Rewrite the data from its first line through the line containing "document-body [106, 80, 598, 818]", changing "screenshot" to "rendered page" and keeping everything else the same. Give only those lines.

--- START TASK DATA ---

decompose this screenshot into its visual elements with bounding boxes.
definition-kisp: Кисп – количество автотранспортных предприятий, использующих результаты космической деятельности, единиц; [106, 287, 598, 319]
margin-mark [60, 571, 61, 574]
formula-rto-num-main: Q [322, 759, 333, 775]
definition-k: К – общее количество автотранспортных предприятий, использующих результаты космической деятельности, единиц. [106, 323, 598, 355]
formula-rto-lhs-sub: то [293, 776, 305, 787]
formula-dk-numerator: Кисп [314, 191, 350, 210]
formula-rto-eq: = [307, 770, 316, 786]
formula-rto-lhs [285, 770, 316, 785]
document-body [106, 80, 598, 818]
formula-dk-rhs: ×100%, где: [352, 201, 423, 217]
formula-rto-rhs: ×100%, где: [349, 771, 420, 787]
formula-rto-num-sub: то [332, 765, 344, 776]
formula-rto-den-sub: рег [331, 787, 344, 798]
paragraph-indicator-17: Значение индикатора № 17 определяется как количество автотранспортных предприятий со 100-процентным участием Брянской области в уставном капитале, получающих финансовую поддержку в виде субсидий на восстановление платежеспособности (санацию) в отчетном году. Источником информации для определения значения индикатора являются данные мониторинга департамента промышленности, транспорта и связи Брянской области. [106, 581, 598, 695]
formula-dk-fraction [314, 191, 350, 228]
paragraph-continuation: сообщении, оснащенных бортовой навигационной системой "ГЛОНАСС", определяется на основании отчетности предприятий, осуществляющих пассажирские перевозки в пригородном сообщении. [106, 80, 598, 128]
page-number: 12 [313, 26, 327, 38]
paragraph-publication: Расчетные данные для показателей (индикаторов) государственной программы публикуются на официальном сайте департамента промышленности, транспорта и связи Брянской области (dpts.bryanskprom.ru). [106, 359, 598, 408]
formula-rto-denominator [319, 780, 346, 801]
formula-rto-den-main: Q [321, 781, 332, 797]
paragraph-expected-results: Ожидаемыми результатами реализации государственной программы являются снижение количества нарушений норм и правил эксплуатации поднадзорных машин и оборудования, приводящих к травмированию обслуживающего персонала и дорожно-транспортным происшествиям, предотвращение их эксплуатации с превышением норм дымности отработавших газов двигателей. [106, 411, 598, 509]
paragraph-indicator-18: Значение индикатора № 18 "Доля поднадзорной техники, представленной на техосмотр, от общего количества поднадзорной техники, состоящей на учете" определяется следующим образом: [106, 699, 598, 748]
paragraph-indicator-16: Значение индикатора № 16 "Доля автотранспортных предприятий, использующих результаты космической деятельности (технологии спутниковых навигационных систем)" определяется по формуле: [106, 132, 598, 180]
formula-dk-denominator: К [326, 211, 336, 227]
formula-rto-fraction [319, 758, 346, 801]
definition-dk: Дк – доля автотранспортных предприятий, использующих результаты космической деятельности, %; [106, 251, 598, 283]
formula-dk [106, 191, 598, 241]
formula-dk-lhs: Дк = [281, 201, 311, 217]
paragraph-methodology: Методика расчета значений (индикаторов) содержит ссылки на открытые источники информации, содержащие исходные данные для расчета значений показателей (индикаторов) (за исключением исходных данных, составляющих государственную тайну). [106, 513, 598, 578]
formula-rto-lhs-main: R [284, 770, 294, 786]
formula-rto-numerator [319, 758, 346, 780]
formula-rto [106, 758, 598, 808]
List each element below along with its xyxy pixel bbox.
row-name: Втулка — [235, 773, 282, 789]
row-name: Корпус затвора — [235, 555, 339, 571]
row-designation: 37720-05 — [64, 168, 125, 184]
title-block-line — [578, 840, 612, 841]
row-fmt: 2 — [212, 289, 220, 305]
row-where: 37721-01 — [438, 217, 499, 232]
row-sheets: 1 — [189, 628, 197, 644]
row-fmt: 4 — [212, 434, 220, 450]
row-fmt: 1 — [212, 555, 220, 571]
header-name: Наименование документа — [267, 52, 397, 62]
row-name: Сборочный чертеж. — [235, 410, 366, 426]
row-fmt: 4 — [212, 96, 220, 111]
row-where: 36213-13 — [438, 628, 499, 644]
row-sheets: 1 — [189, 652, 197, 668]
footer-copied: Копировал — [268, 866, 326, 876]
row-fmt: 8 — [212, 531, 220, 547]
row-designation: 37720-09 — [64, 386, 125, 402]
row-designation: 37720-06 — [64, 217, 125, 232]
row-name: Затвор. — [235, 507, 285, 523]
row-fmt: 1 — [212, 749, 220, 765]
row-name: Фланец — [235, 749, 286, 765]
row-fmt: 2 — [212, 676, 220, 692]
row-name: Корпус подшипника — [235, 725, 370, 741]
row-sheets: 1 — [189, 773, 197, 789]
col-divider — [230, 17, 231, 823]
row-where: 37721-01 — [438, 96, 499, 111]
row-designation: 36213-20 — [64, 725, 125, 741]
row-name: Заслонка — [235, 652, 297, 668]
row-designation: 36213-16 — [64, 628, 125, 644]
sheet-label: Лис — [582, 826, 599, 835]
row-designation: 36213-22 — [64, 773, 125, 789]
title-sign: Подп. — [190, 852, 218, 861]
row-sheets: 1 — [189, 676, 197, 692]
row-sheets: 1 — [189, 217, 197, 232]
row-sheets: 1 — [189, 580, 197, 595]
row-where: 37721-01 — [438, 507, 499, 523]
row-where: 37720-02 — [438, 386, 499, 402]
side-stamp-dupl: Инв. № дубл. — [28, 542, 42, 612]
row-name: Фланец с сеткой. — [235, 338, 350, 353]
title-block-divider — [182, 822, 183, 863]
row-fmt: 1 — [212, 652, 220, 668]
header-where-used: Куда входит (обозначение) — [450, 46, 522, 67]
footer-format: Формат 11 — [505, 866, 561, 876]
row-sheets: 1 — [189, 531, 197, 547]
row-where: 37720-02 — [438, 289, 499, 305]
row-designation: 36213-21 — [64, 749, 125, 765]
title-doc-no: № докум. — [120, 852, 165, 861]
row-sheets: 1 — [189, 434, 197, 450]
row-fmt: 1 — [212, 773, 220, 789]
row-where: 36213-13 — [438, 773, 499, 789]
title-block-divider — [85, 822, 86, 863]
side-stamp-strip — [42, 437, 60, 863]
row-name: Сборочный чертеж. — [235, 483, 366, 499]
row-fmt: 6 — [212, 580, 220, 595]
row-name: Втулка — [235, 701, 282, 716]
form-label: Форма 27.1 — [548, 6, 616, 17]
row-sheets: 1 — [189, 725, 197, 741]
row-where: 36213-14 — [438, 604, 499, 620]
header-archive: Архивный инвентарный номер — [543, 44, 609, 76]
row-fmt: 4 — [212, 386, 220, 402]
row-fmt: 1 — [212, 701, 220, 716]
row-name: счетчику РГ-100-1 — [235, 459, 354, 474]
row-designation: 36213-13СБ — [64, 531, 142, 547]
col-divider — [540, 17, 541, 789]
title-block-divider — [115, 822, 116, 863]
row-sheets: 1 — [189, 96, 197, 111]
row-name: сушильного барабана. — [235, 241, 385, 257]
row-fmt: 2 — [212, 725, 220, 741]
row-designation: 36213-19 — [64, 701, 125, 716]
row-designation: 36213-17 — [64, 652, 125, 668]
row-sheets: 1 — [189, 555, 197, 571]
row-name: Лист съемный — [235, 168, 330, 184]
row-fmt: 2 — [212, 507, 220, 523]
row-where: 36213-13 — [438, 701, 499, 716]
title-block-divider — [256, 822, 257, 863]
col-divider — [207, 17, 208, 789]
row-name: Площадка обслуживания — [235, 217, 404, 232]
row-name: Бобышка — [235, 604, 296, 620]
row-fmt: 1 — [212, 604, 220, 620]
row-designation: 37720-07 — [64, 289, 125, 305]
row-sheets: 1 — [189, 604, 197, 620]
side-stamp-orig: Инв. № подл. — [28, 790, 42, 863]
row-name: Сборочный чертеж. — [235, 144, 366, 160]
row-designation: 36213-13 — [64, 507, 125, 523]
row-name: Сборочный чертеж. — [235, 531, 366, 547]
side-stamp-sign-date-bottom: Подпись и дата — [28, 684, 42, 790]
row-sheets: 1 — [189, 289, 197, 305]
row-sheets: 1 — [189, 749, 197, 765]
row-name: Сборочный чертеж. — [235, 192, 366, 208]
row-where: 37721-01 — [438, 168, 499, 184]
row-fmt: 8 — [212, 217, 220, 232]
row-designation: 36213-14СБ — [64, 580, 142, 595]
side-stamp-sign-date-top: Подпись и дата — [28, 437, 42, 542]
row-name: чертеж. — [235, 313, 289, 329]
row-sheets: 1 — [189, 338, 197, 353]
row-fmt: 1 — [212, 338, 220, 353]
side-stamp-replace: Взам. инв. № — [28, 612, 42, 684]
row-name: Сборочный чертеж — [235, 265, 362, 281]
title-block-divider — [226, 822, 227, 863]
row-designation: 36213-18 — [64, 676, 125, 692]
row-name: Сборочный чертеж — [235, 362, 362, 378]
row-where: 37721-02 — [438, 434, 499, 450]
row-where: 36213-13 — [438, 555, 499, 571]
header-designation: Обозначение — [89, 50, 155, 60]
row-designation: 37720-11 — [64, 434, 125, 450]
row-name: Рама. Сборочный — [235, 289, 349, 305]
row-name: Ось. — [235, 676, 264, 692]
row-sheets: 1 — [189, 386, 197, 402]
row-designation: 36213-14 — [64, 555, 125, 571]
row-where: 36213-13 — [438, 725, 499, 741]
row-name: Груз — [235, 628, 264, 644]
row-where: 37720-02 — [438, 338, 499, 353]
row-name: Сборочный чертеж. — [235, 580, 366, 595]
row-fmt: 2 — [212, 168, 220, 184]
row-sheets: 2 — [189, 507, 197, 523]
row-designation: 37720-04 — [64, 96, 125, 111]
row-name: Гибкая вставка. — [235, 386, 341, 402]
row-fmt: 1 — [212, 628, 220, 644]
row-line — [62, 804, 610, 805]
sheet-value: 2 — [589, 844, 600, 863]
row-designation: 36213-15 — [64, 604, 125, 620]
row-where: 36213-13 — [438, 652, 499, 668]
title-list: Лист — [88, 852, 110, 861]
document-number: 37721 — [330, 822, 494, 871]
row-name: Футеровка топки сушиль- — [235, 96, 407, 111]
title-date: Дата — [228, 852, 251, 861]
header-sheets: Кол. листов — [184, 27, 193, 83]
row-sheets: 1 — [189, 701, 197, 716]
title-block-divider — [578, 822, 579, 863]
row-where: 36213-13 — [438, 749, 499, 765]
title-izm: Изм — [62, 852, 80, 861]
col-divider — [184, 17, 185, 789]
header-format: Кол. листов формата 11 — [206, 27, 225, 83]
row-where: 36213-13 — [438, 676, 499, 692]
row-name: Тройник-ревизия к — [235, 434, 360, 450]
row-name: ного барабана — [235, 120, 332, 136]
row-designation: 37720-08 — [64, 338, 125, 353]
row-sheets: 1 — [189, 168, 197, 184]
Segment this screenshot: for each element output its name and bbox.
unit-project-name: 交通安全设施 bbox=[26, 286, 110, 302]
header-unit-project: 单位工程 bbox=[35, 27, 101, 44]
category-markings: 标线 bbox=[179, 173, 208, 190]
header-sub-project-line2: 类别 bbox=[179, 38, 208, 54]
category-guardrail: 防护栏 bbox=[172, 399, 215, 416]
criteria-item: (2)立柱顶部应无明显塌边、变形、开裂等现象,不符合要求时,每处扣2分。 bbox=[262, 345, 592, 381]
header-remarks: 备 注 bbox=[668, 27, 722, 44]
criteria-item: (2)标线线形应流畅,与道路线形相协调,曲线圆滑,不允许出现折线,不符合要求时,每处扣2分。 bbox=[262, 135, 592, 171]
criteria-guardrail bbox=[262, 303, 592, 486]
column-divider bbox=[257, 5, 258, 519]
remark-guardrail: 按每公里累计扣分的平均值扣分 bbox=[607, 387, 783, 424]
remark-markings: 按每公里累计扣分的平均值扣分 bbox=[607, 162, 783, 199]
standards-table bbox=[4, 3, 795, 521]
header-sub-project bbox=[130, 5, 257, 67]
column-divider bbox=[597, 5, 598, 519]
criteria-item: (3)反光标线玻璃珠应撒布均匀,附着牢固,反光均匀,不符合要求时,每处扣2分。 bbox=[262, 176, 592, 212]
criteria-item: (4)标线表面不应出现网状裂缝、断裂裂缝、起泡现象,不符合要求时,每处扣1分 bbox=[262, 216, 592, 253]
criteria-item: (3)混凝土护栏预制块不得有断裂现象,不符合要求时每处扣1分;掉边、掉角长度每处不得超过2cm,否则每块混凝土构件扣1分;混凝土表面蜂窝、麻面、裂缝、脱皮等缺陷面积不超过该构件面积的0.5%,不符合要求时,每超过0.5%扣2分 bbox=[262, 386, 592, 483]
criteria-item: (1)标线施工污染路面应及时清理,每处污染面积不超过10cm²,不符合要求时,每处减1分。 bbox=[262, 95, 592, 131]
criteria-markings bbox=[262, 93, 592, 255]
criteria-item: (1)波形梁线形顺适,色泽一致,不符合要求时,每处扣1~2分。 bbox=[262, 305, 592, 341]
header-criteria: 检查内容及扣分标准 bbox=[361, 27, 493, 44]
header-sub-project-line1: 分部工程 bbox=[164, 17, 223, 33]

--- END TASK DATA ---

#### OUTPUT OF THE EXERCISE
decompose this rendered page into its visual elements with bounding boxes.
definition-kisp: Кисп – количество автотранспортных предприятий, использующих результаты космической деятельности, единиц; [106, 287, 598, 319]
margin-mark [60, 571, 61, 574]
formula-rto-num-main: Q [322, 759, 333, 775]
definition-k: К – общее количество автотранспортных предприятий, использующих результаты космической деятельности, единиц. [106, 323, 598, 355]
formula-rto-lhs-sub: то [293, 776, 305, 787]
formula-dk-numerator: Кисп [314, 191, 350, 210]
formula-rto-eq: = [307, 770, 316, 786]
formula-rto-lhs [285, 770, 316, 785]
document-body [106, 80, 598, 818]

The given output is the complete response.